> _Objective_
Return each line of the records with nothing changed, pictures excepted.

> _Raw data_
## start

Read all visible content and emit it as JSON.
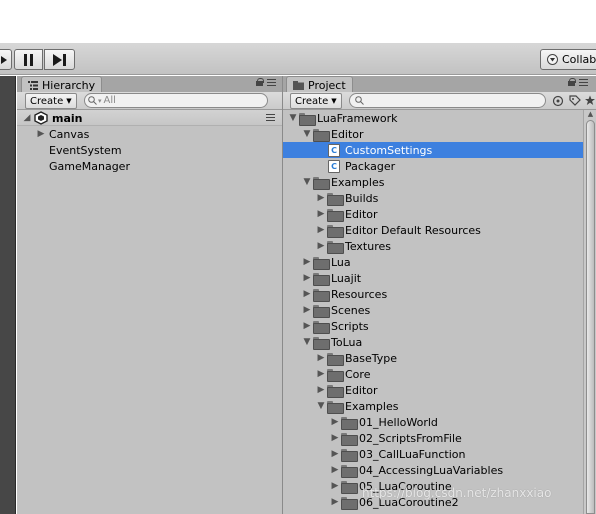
{
  "toolbar": {
    "pause_icon": "pause-icon",
    "step_icon": "step-icon",
    "collab_label": "Collab"
  },
  "hierarchy": {
    "tab_label": "Hierarchy",
    "create_label": "Create",
    "search_placeholder": "All",
    "scene_name": "main",
    "objects": [
      "Canvas",
      "EventSystem",
      "GameManager"
    ]
  },
  "project": {
    "tab_label": "Project",
    "create_label": "Create",
    "search_placeholder": "",
    "tree": [
      {
        "label": "LuaFramework",
        "depth": 0,
        "arrow": "open",
        "icon": "folder"
      },
      {
        "label": "Editor",
        "depth": 1,
        "arrow": "open",
        "icon": "folder"
      },
      {
        "label": "CustomSettings",
        "depth": 2,
        "arrow": "none",
        "icon": "script",
        "selected": true
      },
      {
        "label": "Packager",
        "depth": 2,
        "arrow": "none",
        "icon": "script"
      },
      {
        "label": "Examples",
        "depth": 1,
        "arrow": "open",
        "icon": "folder"
      },
      {
        "label": "Builds",
        "depth": 2,
        "arrow": "closed",
        "icon": "folder"
      },
      {
        "label": "Editor",
        "depth": 2,
        "arrow": "closed",
        "icon": "folder"
      },
      {
        "label": "Editor Default Resources",
        "depth": 2,
        "arrow": "closed",
        "icon": "folder"
      },
      {
        "label": "Textures",
        "depth": 2,
        "arrow": "closed",
        "icon": "folder"
      },
      {
        "label": "Lua",
        "depth": 1,
        "arrow": "closed",
        "icon": "folder"
      },
      {
        "label": "Luajit",
        "depth": 1,
        "arrow": "closed",
        "icon": "folder"
      },
      {
        "label": "Resources",
        "depth": 1,
        "arrow": "closed",
        "icon": "folder"
      },
      {
        "label": "Scenes",
        "depth": 1,
        "arrow": "closed",
        "icon": "folder"
      },
      {
        "label": "Scripts",
        "depth": 1,
        "arrow": "closed",
        "icon": "folder"
      },
      {
        "label": "ToLua",
        "depth": 1,
        "arrow": "open",
        "icon": "folder"
      },
      {
        "label": "BaseType",
        "depth": 2,
        "arrow": "closed",
        "icon": "folder"
      },
      {
        "label": "Core",
        "depth": 2,
        "arrow": "closed",
        "icon": "folder"
      },
      {
        "label": "Editor",
        "depth": 2,
        "arrow": "closed",
        "icon": "folder"
      },
      {
        "label": "Examples",
        "depth": 2,
        "arrow": "open",
        "icon": "folder"
      },
      {
        "label": "01_HelloWorld",
        "depth": 3,
        "arrow": "closed",
        "icon": "folder"
      },
      {
        "label": "02_ScriptsFromFile",
        "depth": 3,
        "arrow": "closed",
        "icon": "folder"
      },
      {
        "label": "03_CallLuaFunction",
        "depth": 3,
        "arrow": "closed",
        "icon": "folder"
      },
      {
        "label": "04_AccessingLuaVariables",
        "depth": 3,
        "arrow": "closed",
        "icon": "folder"
      },
      {
        "label": "05_LuaCoroutine",
        "depth": 3,
        "arrow": "closed",
        "icon": "folder"
      },
      {
        "label": "06_LuaCoroutine2",
        "depth": 3,
        "arrow": "closed",
        "icon": "folder"
      }
    ]
  },
  "watermark": "https://blog.csdn.net/zhanxxiao",
  "colors": {
    "selection": "#3d80df",
    "panel_bg": "#c2c2c2",
    "scene_dark": "#474747"
  }
}
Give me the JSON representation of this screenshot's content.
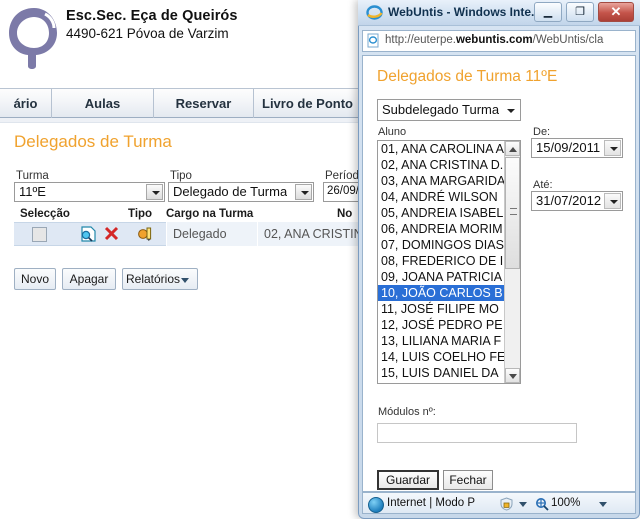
{
  "main": {
    "school": {
      "name": "Esc.Sec. Eça de Queirós",
      "address": "4490-621 Póvoa de Varzim",
      "logo_icon": "q-logo-icon"
    },
    "tabs": [
      {
        "label": "ário"
      },
      {
        "label": "Aulas"
      },
      {
        "label": "Reservar"
      },
      {
        "label": "Livro de Ponto"
      }
    ],
    "page_title": "Delegados de Turma",
    "filters": {
      "turma_label": "Turma",
      "turma_value": "11ºE",
      "tipo_label": "Tipo",
      "tipo_value": "Delegado de Turma",
      "periodo_label": "Período",
      "periodo_value": "26/09/"
    },
    "grid": {
      "headers": {
        "seleccao": "Selecção",
        "tipo": "Tipo",
        "cargo": "Cargo na Turma",
        "nome": "No"
      },
      "row": {
        "cargo": "Delegado",
        "nome": "02, ANA CRISTIN",
        "detail_icon": "magnifier-page-icon",
        "delete_icon": "red-x-icon",
        "edit_icon": "pencil-edit-icon",
        "checkbox_icon": "checkbox-unchecked-icon"
      }
    },
    "buttons": {
      "novo": "Novo",
      "apagar": "Apagar",
      "relatorios": "Relatórios",
      "relatorios_icon": "chevron-down-icon"
    }
  },
  "popup": {
    "window_title": "WebUntis - Windows Inte...",
    "ie_icon": "internet-explorer-icon",
    "window_controls": {
      "minimize": "—",
      "maximize": "❐",
      "close": "✕"
    },
    "address": {
      "protocol_host_pre": "http://euterpe.",
      "host_bold": "webuntis.com",
      "path": "/WebUntis/cla",
      "icon": "page-icon"
    },
    "title": "Delegados de Turma 11ºE",
    "role_select": {
      "value": "Subdelegado Turma",
      "arrow_icon": "chevron-down-icon"
    },
    "aluno_label": "Aluno",
    "students": [
      {
        "text": "01, ANA CAROLINA A",
        "selected": false
      },
      {
        "text": "02, ANA CRISTINA D.",
        "selected": false
      },
      {
        "text": "03, ANA MARGARIDA",
        "selected": false
      },
      {
        "text": "04, ANDRÉ WILSON",
        "selected": false
      },
      {
        "text": "05, ANDREIA ISABEL",
        "selected": false
      },
      {
        "text": "06, ANDREIA MORIM",
        "selected": false
      },
      {
        "text": "07, DOMINGOS DIAS",
        "selected": false
      },
      {
        "text": "08, FREDERICO DE I",
        "selected": false
      },
      {
        "text": "09, JOANA PATRICIA",
        "selected": false
      },
      {
        "text": "10, JOÃO CARLOS B",
        "selected": true
      },
      {
        "text": "11, JOSÉ FILIPE MO",
        "selected": false
      },
      {
        "text": "12, JOSÉ PEDRO PE",
        "selected": false
      },
      {
        "text": "13, LILIANA MARIA F",
        "selected": false
      },
      {
        "text": "14, LUIS COELHO FE",
        "selected": false
      },
      {
        "text": "15, LUIS DANIEL DA",
        "selected": false
      }
    ],
    "date_from": {
      "label": "De:",
      "value": "15/09/2011",
      "arrow_icon": "chevron-down-icon"
    },
    "date_to": {
      "label": "Até:",
      "value": "31/07/2012",
      "arrow_icon": "chevron-down-icon"
    },
    "modules": {
      "label": "Módulos nº:",
      "value": "",
      "placeholder": ""
    },
    "buttons": {
      "save": "Guardar",
      "close": "Fechar"
    },
    "statusbar": {
      "zone": "Internet | Modo P",
      "zoom": "100%",
      "globe_icon": "internet-zone-icon",
      "lock_icon": "protected-mode-icon",
      "zoom_icon": "magnifier-zoom-icon"
    }
  }
}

## end

> _Full output_
Read all visible content and emit it as JSON.
{
  "toolbar": {
    "pause_icon": "pause-icon",
    "step_icon": "step-icon",
    "collab_label": "Collab"
  },
  "hierarchy": {
    "tab_label": "Hierarchy",
    "create_label": "Create",
    "search_placeholder": "All",
    "scene_name": "main",
    "objects": [
      "Canvas",
      "EventSystem",
      "GameManager"
    ]
  },
  "project": {
    "tab_label": "Project",
    "create_label": "Create",
    "search_placeholder": "",
    "tree": [
      {
        "label": "LuaFramework",
        "depth": 0,
        "arrow": "open",
        "icon": "folder"
      },
      {
        "label": "Editor",
        "depth": 1,
        "arrow": "open",
        "icon": "folder"
      },
      {
        "label": "CustomSettings",
        "depth": 2,
        "arrow": "none",
        "icon": "script",
        "selected": true
      },
      {
        "label": "Packager",
        "depth": 2,
        "arrow": "none",
        "icon": "script"
      },
      {
        "label": "Examples",
        "depth": 1,
        "arrow": "open",
        "icon": "folder"
      },
      {
        "label": "Builds",
        "depth": 2,
        "arrow": "closed",
        "icon": "folder"
      },
      {
        "label": "Editor",
        "depth": 2,
        "arrow": "closed",
        "icon": "folder"
      },
      {
        "label": "Editor Default Resources",
        "depth": 2,
        "arrow": "closed",
        "icon": "folder"
      },
      {
        "label": "Textures",
        "depth": 2,
        "arrow": "closed",
        "icon": "folder"
      },
      {
        "label": "Lua",
        "depth": 1,
        "arrow": "closed",
        "icon": "folder"
      },
      {
        "label": "Luajit",
        "depth": 1,
        "arrow": "closed",
        "icon": "folder"
      },
      {
        "label": "Resources",
        "depth": 1,
        "arrow": "closed",
        "icon": "folder"
      },
      {
        "label": "Scenes",
        "depth": 1,
        "arrow": "closed",
        "icon": "folder"
      },
      {
        "label": "Scripts",
        "depth": 1,
        "arrow": "closed",
        "icon": "folder"
      },
      {
        "label": "ToLua",
        "depth": 1,
        "arrow": "open",
        "icon": "folder"
      },
      {
        "label": "BaseType",
        "depth": 2,
        "arrow": "closed",
        "icon": "folder"
      },
      {
        "label": "Core",
        "depth": 2,
        "arrow": "closed",
        "icon": "folder"
      },
      {
        "label": "Editor",
        "depth": 2,
        "arrow": "closed",
        "icon": "folder"
      },
      {
        "label": "Examples",
        "depth": 2,
        "arrow": "open",
        "icon": "folder"
      },
      {
        "label": "01_HelloWorld",
        "depth": 3,
        "arrow": "closed",
        "icon": "folder"
      },
      {
        "label": "02_ScriptsFromFile",
        "depth": 3,
        "arrow": "closed",
        "icon": "folder"
      },
      {
        "label": "03_CallLuaFunction",
        "depth": 3,
        "arrow": "closed",
        "icon": "folder"
      },
      {
        "label": "04_AccessingLuaVariables",
        "depth": 3,
        "arrow": "closed",
        "icon": "folder"
      },
      {
        "label": "05_LuaCoroutine",
        "depth": 3,
        "arrow": "closed",
        "icon": "folder"
      },
      {
        "label": "06_LuaCoroutine2",
        "depth": 3,
        "arrow": "closed",
        "icon": "folder"
      }
    ]
  },
  "watermark": "https://blog.csdn.net/zhanxxiao",
  "colors": {
    "selection": "#3d80df",
    "panel_bg": "#c2c2c2",
    "scene_dark": "#474747"
  }
}
Give me the JSON representation of this screenshot's content.
{
  "main": {
    "school": {
      "name": "Esc.Sec. Eça de Queirós",
      "address": "4490-621 Póvoa de Varzim",
      "logo_icon": "q-logo-icon"
    },
    "tabs": [
      {
        "label": "ário"
      },
      {
        "label": "Aulas"
      },
      {
        "label": "Reservar"
      },
      {
        "label": "Livro de Ponto"
      }
    ],
    "page_title": "Delegados de Turma",
    "filters": {
      "turma_label": "Turma",
      "turma_value": "11ºE",
      "tipo_label": "Tipo",
      "tipo_value": "Delegado de Turma",
      "periodo_label": "Período",
      "periodo_value": "26/09/"
    },
    "grid": {
      "headers": {
        "seleccao": "Selecção",
        "tipo": "Tipo",
        "cargo": "Cargo na Turma",
        "nome": "No"
      },
      "row": {
        "cargo": "Delegado",
        "nome": "02, ANA CRISTIN",
        "detail_icon": "magnifier-page-icon",
        "delete_icon": "red-x-icon",
        "edit_icon": "pencil-edit-icon",
        "checkbox_icon": "checkbox-unchecked-icon"
      }
    },
    "buttons": {
      "novo": "Novo",
      "apagar": "Apagar",
      "relatorios": "Relatórios",
      "relatorios_icon": "chevron-down-icon"
    }
  },
  "popup": {
    "window_title": "WebUntis - Windows Inte...",
    "ie_icon": "internet-explorer-icon",
    "window_controls": {
      "minimize": "—",
      "maximize": "❐",
      "close": "✕"
    },
    "address": {
      "protocol_host_pre": "http://euterpe.",
      "host_bold": "webuntis.com",
      "path": "/WebUntis/cla",
      "icon": "page-icon"
    },
    "title": "Delegados de Turma 11ºE",
    "role_select": {
      "value": "Subdelegado Turma",
      "arrow_icon": "chevron-down-icon"
    },
    "aluno_label": "Aluno",
    "students": [
      {
        "text": "01, ANA CAROLINA A",
        "selected": false
      },
      {
        "text": "02, ANA CRISTINA D.",
        "selected": false
      },
      {
        "text": "03, ANA MARGARIDA",
        "selected": false
      },
      {
        "text": "04, ANDRÉ WILSON",
        "selected": false
      },
      {
        "text": "05, ANDREIA ISABEL",
        "selected": false
      },
      {
        "text": "06, ANDREIA MORIM",
        "selected": false
      },
      {
        "text": "07, DOMINGOS DIAS",
        "selected": false
      },
      {
        "text": "08, FREDERICO DE I",
        "selected": false
      },
      {
        "text": "09, JOANA PATRICIA",
        "selected": false
      },
      {
        "text": "10, JOÃO CARLOS B",
        "selected": true
      },
      {
        "text": "11, JOSÉ FILIPE MO",
        "selected": false
      },
      {
        "text": "12, JOSÉ PEDRO PE",
        "selected": false
      },
      {
        "text": "13, LILIANA MARIA F",
        "selected": false
      },
      {
        "text": "14, LUIS COELHO FE",
        "selected": false
      },
      {
        "text": "15, LUIS DANIEL DA",
        "selected": false
      }
    ],
    "date_from": {
      "label": "De:",
      "value": "15/09/2011",
      "arrow_icon": "chevron-down-icon"
    },
    "date_to": {
      "label": "Até:",
      "value": "31/07/2012",
      "arrow_icon": "chevron-down-icon"
    },
    "modules": {
      "label": "Módulos nº:",
      "value": "",
      "placeholder": ""
    },
    "buttons": {
      "save": "Guardar",
      "close": "Fechar"
    },
    "statusbar": {
      "zone": "Internet | Modo P",
      "zoom": "100%",
      "globe_icon": "internet-zone-icon",
      "lock_icon": "protected-mode-icon",
      "zoom_icon": "magnifier-zoom-icon"
    }
  }
}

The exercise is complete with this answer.